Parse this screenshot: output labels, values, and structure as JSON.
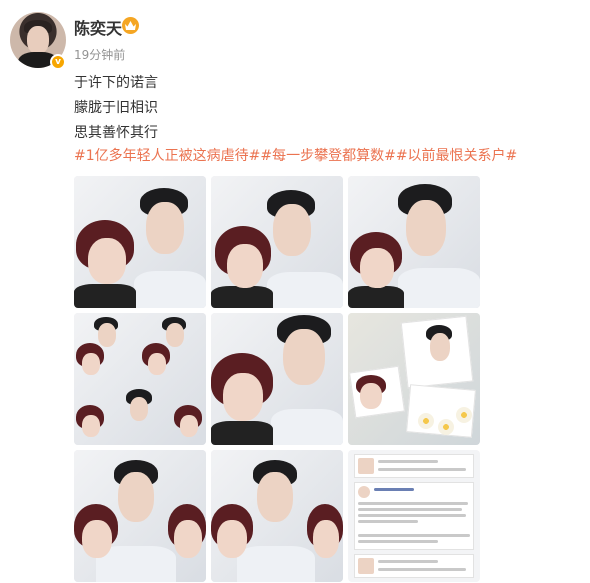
{
  "post": {
    "username": "陈奕天",
    "timestamp": "19分钟前",
    "lines": [
      "于许下的诺言",
      "朦胧于旧相识",
      "思其善怀其行"
    ],
    "hashtags": "#1亿多年轻人正被这病虐待##每一步攀登都算数##以前最恨关系户#",
    "verified_badge": "v",
    "crown_icon": "crown-icon",
    "hashtag_color": "#eb7350"
  },
  "photos": [
    {
      "label": "photo-1"
    },
    {
      "label": "photo-2"
    },
    {
      "label": "photo-3"
    },
    {
      "label": "photo-4"
    },
    {
      "label": "photo-5"
    },
    {
      "label": "photo-6"
    },
    {
      "label": "photo-7"
    },
    {
      "label": "photo-8"
    },
    {
      "label": "photo-9"
    }
  ]
}
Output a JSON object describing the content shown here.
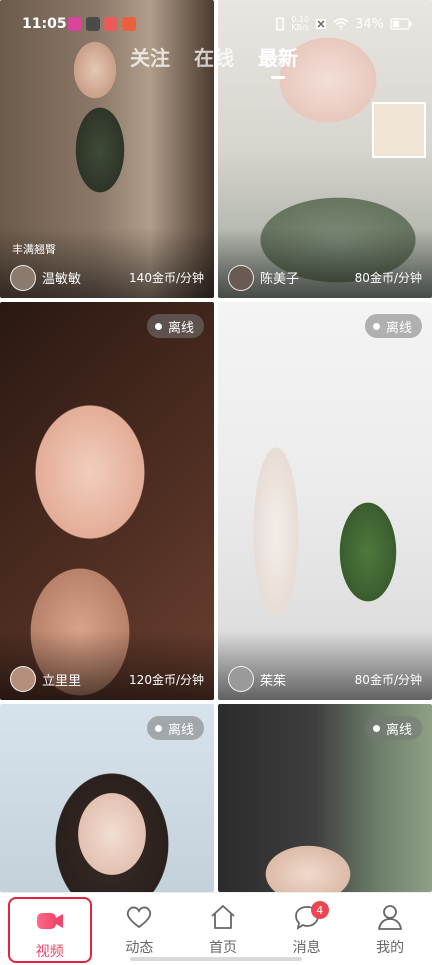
+--
▶ **Stated task**
Copy the whole of the material above exactly, but not its images.

▶ **Worked answer**
Parse this screenshot: output labels, values, and structure as JSON.
{
  "post": {
    "username": "陈奕天",
    "timestamp": "19分钟前",
    "lines": [
      "于许下的诺言",
      "朦胧于旧相识",
      "思其善怀其行"
    ],
    "hashtags": "#1亿多年轻人正被这病虐待##每一步攀登都算数##以前最恨关系户#",
    "verified_badge": "v",
    "crown_icon": "crown-icon",
    "hashtag_color": "#eb7350"
  },
  "photos": [
    {
      "label": "photo-1"
    },
    {
      "label": "photo-2"
    },
    {
      "label": "photo-3"
    },
    {
      "label": "photo-4"
    },
    {
      "label": "photo-5"
    },
    {
      "label": "photo-6"
    },
    {
      "label": "photo-7"
    },
    {
      "label": "photo-8"
    },
    {
      "label": "photo-9"
    }
  ]
}
Output a JSON object describing the content shown here.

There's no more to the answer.